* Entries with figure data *

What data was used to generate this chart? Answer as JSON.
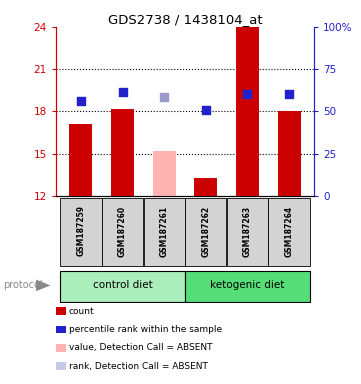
{
  "title": "GDS2738 / 1438104_at",
  "samples": [
    "GSM187259",
    "GSM187260",
    "GSM187261",
    "GSM187262",
    "GSM187263",
    "GSM187264"
  ],
  "bar_values": [
    17.1,
    18.2,
    15.2,
    13.3,
    24.0,
    18.0
  ],
  "bar_colors": [
    "#cc0000",
    "#cc0000",
    "#ffb3b3",
    "#cc0000",
    "#cc0000",
    "#cc0000"
  ],
  "dot_values": [
    18.75,
    19.35,
    19.0,
    18.1,
    19.25,
    19.25
  ],
  "dot_colors": [
    "#2222cc",
    "#2222cc",
    "#9999cc",
    "#2222cc",
    "#2222cc",
    "#2222cc"
  ],
  "ymin": 12,
  "ymax": 24,
  "yticks_left": [
    12,
    15,
    18,
    21,
    24
  ],
  "ytick_labels_right": [
    "0",
    "25",
    "50",
    "75",
    "100%"
  ],
  "groups": [
    {
      "label": "control diet",
      "start": 0,
      "end": 3,
      "color": "#aaeebb"
    },
    {
      "label": "ketogenic diet",
      "start": 3,
      "end": 6,
      "color": "#55dd77"
    }
  ],
  "legend_items": [
    {
      "color": "#cc0000",
      "label": "count"
    },
    {
      "color": "#2222cc",
      "label": "percentile rank within the sample"
    },
    {
      "color": "#ffb3b3",
      "label": "value, Detection Call = ABSENT"
    },
    {
      "color": "#c8c8e8",
      "label": "rank, Detection Call = ABSENT"
    }
  ],
  "bar_width": 0.55,
  "axis_color_left": "#cc0000",
  "axis_color_right": "#2222cc",
  "sample_box_color": "#d3d3d3",
  "dot_size": 28
}
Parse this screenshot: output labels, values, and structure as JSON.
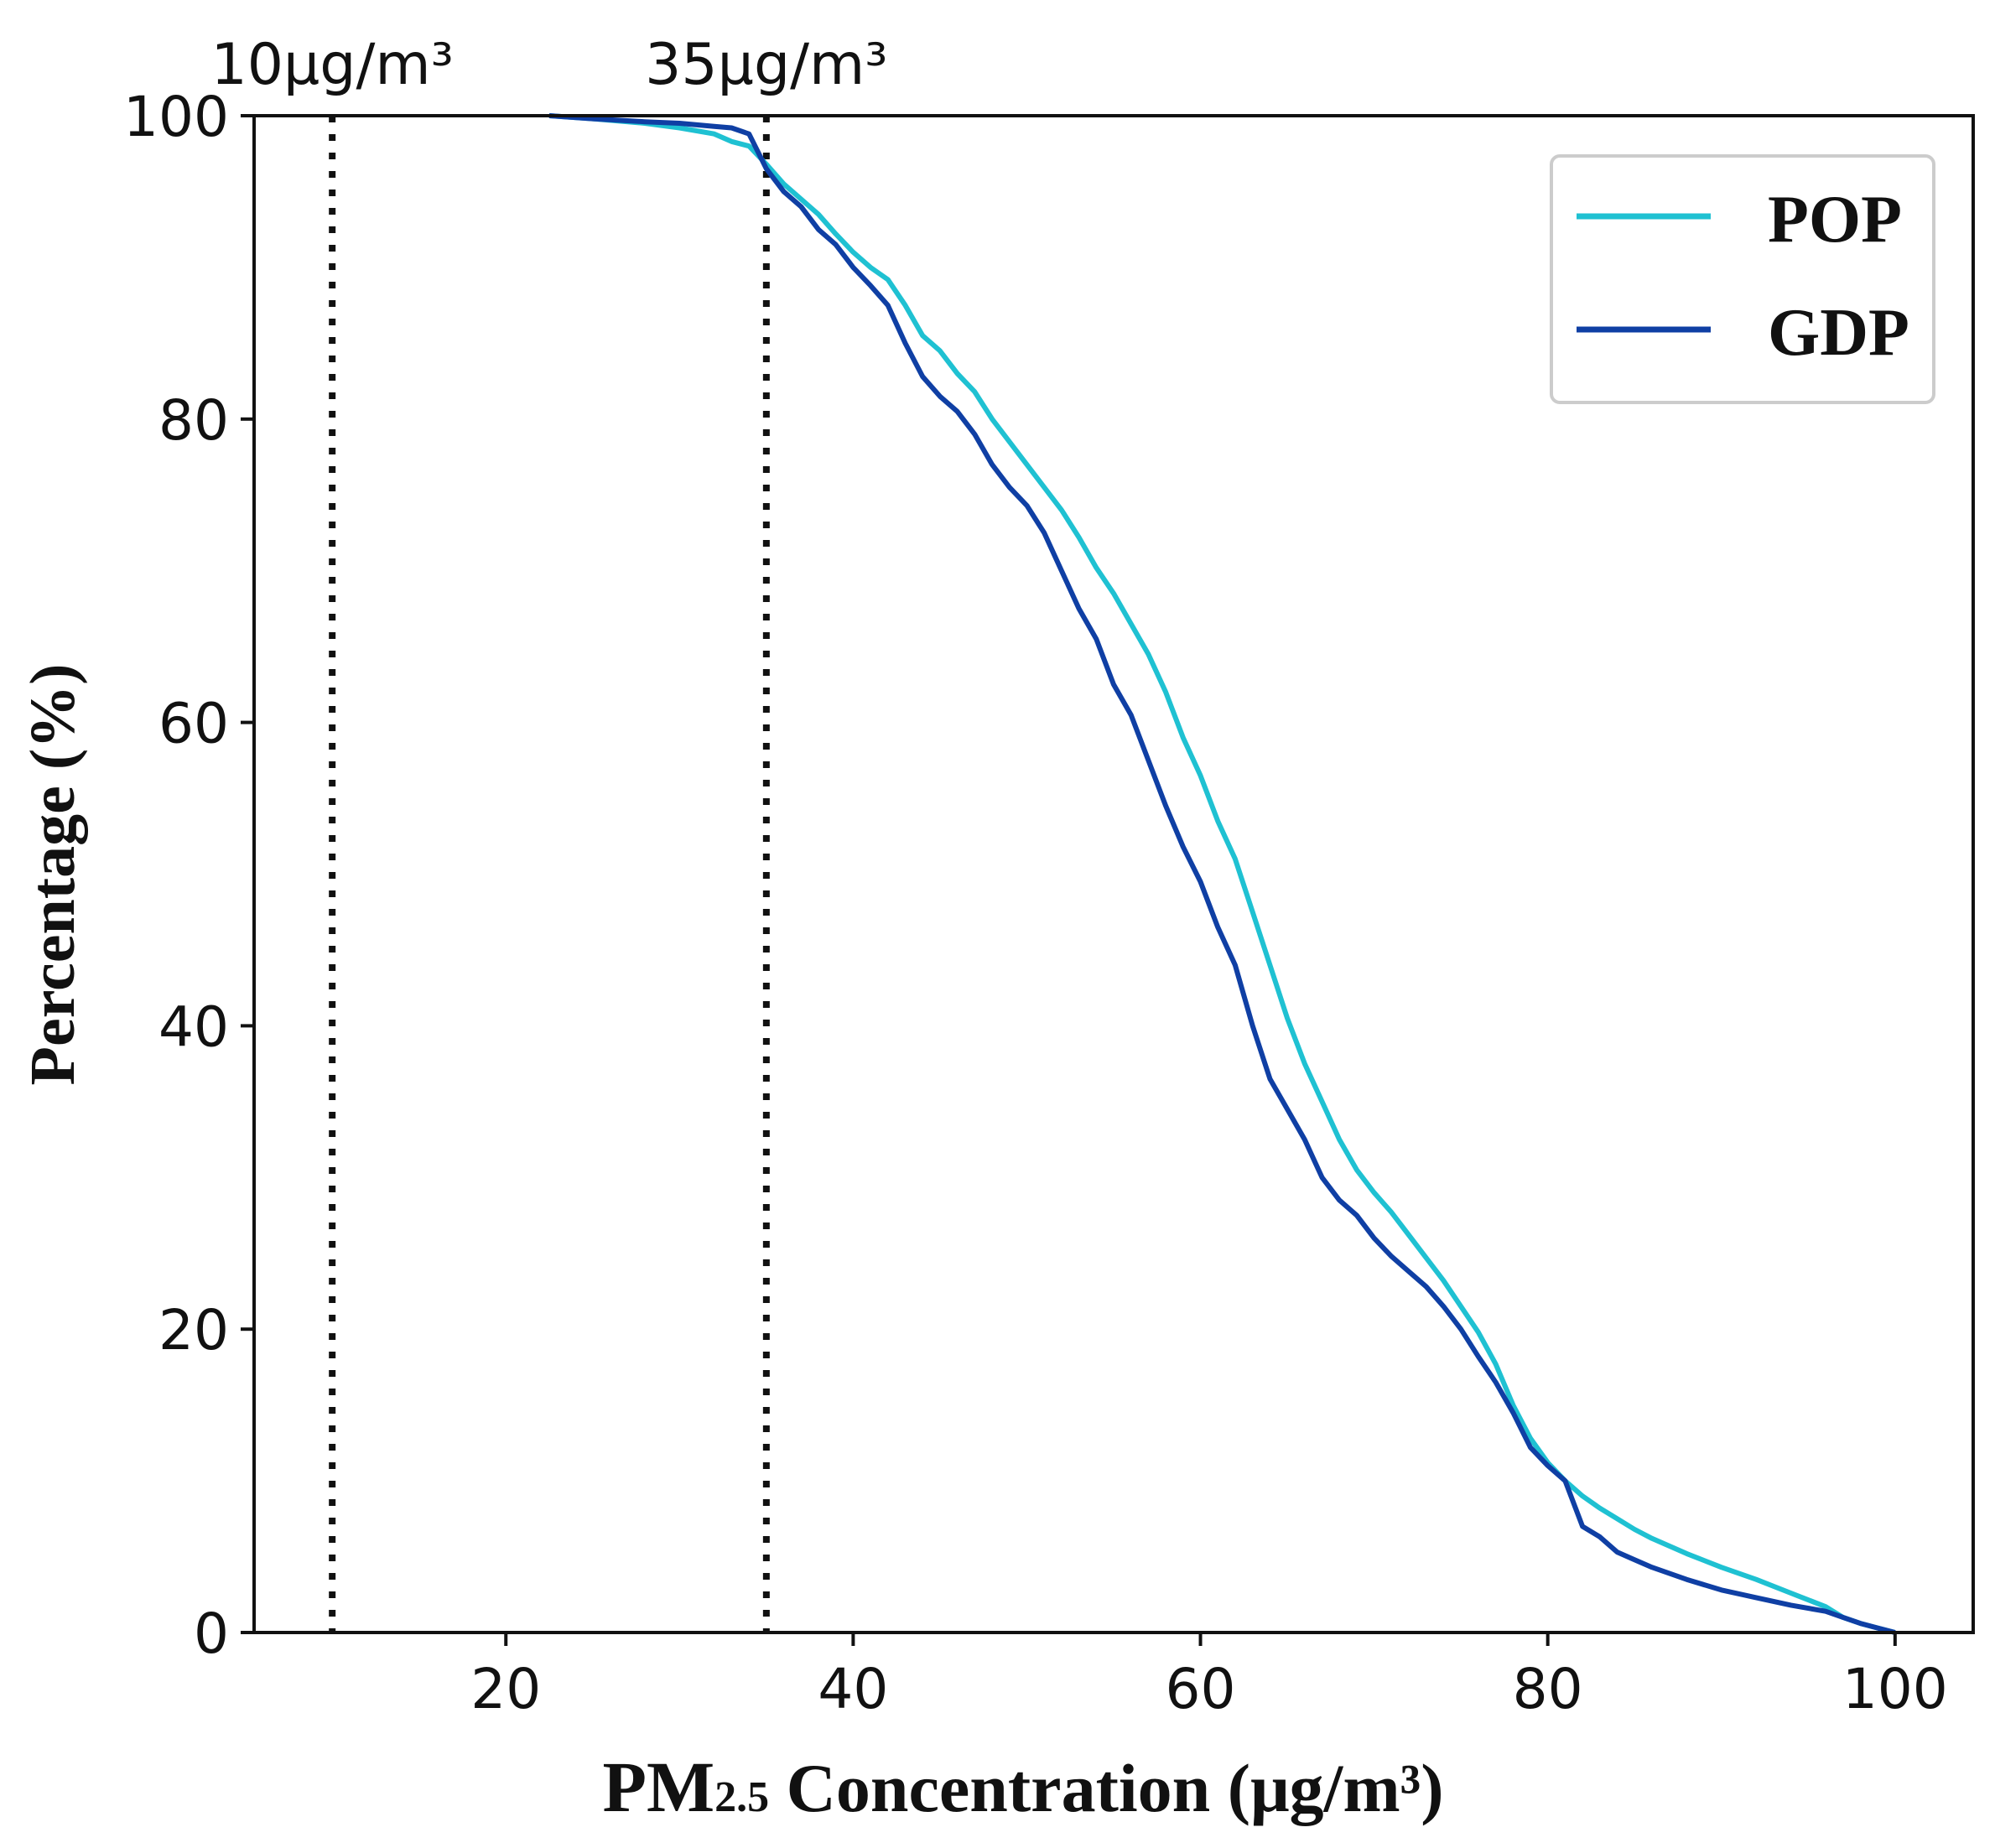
{
  "chart_data": {
    "type": "line",
    "title": "",
    "xlabel": {
      "main": "PM",
      "subscript": "2.5",
      "rest": " Concentration (μg/m³)"
    },
    "ylabel": "Percentage (%)",
    "xlim": [
      5.5,
      104.5
    ],
    "ylim": [
      0,
      100
    ],
    "xticks": [
      20,
      40,
      60,
      80,
      100
    ],
    "yticks": [
      0,
      20,
      40,
      60,
      80,
      100
    ],
    "grid": false,
    "legend_position": "top-right",
    "reference_lines": [
      {
        "x": 10,
        "label": "10μg/m³",
        "style": "dotted"
      },
      {
        "x": 35,
        "label": "35μg/m³",
        "style": "dotted"
      }
    ],
    "series": [
      {
        "name": "POP",
        "color": "#1fc1d2",
        "x": [
          22.5,
          25,
          28,
          30,
          32,
          33,
          34,
          35,
          36,
          37,
          38,
          39,
          40,
          41,
          42,
          43,
          44,
          45,
          46,
          47,
          48,
          49,
          50,
          51,
          52,
          53,
          54,
          55,
          56,
          57,
          58,
          59,
          60,
          61,
          62,
          63,
          64,
          65,
          66,
          67,
          68,
          69,
          70,
          71,
          72,
          73,
          74,
          75,
          76,
          77,
          78,
          79,
          80,
          81,
          82,
          83,
          84,
          85,
          86,
          88,
          90,
          92,
          94,
          96,
          97,
          98,
          99,
          100
        ],
        "y": [
          100,
          99.8,
          99.5,
          99.2,
          98.8,
          98.3,
          98,
          96.8,
          95.5,
          94.5,
          93.5,
          92.2,
          91,
          90,
          89.2,
          87.5,
          85.5,
          84.5,
          83,
          81.8,
          80,
          78.5,
          77,
          75.5,
          74,
          72.2,
          70.2,
          68.5,
          66.5,
          64.5,
          62,
          59,
          56.5,
          53.5,
          51,
          47.5,
          44,
          40.5,
          37.5,
          35,
          32.5,
          30.5,
          29,
          27.7,
          26.2,
          24.7,
          23.2,
          21.5,
          19.8,
          17.7,
          15,
          12.8,
          11.2,
          10,
          9,
          8.2,
          7.5,
          6.8,
          6.2,
          5.2,
          4.3,
          3.5,
          2.6,
          1.7,
          1.0,
          0.6,
          0.3,
          0
        ]
      },
      {
        "name": "GDP",
        "color": "#0f3fa4",
        "x": [
          22.5,
          25,
          28,
          30,
          32,
          33,
          34,
          35,
          36,
          37,
          38,
          39,
          40,
          41,
          42,
          43,
          44,
          45,
          46,
          47,
          48,
          49,
          50,
          51,
          52,
          53,
          54,
          55,
          56,
          57,
          58,
          59,
          60,
          61,
          62,
          63,
          64,
          65,
          66,
          67,
          68,
          69,
          70,
          71,
          72,
          73,
          74,
          75,
          76,
          77,
          78,
          79,
          80,
          81,
          82,
          83,
          84,
          85,
          86,
          88,
          90,
          92,
          94,
          96,
          97,
          98,
          99,
          100
        ],
        "y": [
          100,
          99.8,
          99.6,
          99.5,
          99.3,
          99.2,
          98.8,
          96.5,
          95,
          94,
          92.5,
          91.5,
          90,
          88.8,
          87.5,
          85,
          82.8,
          81.5,
          80.5,
          79,
          77,
          75.5,
          74.3,
          72.5,
          70,
          67.5,
          65.5,
          62.5,
          60.5,
          57.5,
          54.5,
          51.8,
          49.5,
          46.5,
          44,
          40,
          36.5,
          34.5,
          32.5,
          30,
          28.5,
          27.5,
          26,
          24.8,
          23.8,
          22.8,
          21.5,
          20,
          18.2,
          16.5,
          14.5,
          12.2,
          11,
          10,
          7,
          6.3,
          5.3,
          4.8,
          4.3,
          3.5,
          2.8,
          2.3,
          1.8,
          1.4,
          1.0,
          0.6,
          0.3,
          0
        ]
      }
    ]
  }
}
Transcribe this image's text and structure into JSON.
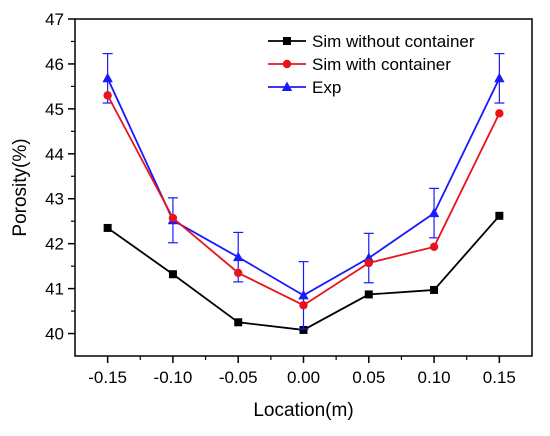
{
  "chart_data": {
    "type": "line",
    "xlabel": "Location(m)",
    "ylabel": "Porosity(%)",
    "xlim": [
      -0.175,
      0.175
    ],
    "ylim": [
      39.5,
      47
    ],
    "x_ticks": [
      "-0.15",
      "-0.10",
      "-0.05",
      "0.00",
      "0.05",
      "0.10",
      "0.15"
    ],
    "y_ticks": [
      "40",
      "41",
      "42",
      "43",
      "44",
      "45",
      "46",
      "47"
    ],
    "x": [
      -0.15,
      -0.1,
      -0.05,
      0.0,
      0.05,
      0.1,
      0.15
    ],
    "legend_position": "top-right",
    "grid": false,
    "series": [
      {
        "name": "Sim without container",
        "color": "#000000",
        "marker": "square",
        "values": [
          42.35,
          41.32,
          40.25,
          40.08,
          40.87,
          40.97,
          42.62
        ]
      },
      {
        "name": "Sim with container",
        "color": "#e8141b",
        "marker": "circle",
        "values": [
          45.3,
          42.57,
          41.35,
          40.63,
          41.57,
          41.93,
          44.9
        ]
      },
      {
        "name": "Exp",
        "color": "#1a1aff",
        "marker": "triangle",
        "values": [
          45.68,
          42.52,
          41.7,
          40.85,
          41.68,
          42.68,
          45.68
        ],
        "error": [
          0.55,
          0.5,
          0.55,
          0.75,
          0.55,
          0.55,
          0.55
        ]
      }
    ]
  }
}
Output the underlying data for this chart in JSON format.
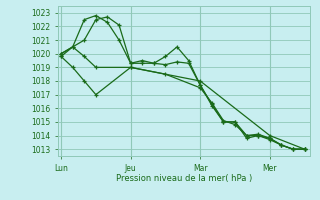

* What to work on *
Find the line containing "Transcribe this image's" in the listing above. Please restate word for word that line through the last one, leaving out the pictures.

* Exercise response *
Transcribe this image's text and structure into JSON.
{
  "chart_data": {
    "type": "line",
    "xlabel": "Location(m)",
    "ylabel": "Porosity(%)",
    "xlim": [
      -0.175,
      0.175
    ],
    "ylim": [
      39.5,
      47
    ],
    "x_ticks": [
      "-0.15",
      "-0.10",
      "-0.05",
      "0.00",
      "0.05",
      "0.10",
      "0.15"
    ],
    "y_ticks": [
      "40",
      "41",
      "42",
      "43",
      "44",
      "45",
      "46",
      "47"
    ],
    "x": [
      -0.15,
      -0.1,
      -0.05,
      0.0,
      0.05,
      0.1,
      0.15
    ],
    "legend_position": "top-right",
    "grid": false,
    "series": [
      {
        "name": "Sim without container",
        "color": "#000000",
        "marker": "square",
        "values": [
          42.35,
          41.32,
          40.25,
          40.08,
          40.87,
          40.97,
          42.62
        ]
      },
      {
        "name": "Sim with container",
        "color": "#e8141b",
        "marker": "circle",
        "values": [
          45.3,
          42.57,
          41.35,
          40.63,
          41.57,
          41.93,
          44.9
        ]
      },
      {
        "name": "Exp",
        "color": "#1a1aff",
        "marker": "triangle",
        "values": [
          45.68,
          42.52,
          41.7,
          40.85,
          41.68,
          42.68,
          45.68
        ],
        "error": [
          0.55,
          0.5,
          0.55,
          0.75,
          0.55,
          0.55,
          0.55
        ]
      }
    ]
  }
}
Output the underlying data for this chart in JSON format.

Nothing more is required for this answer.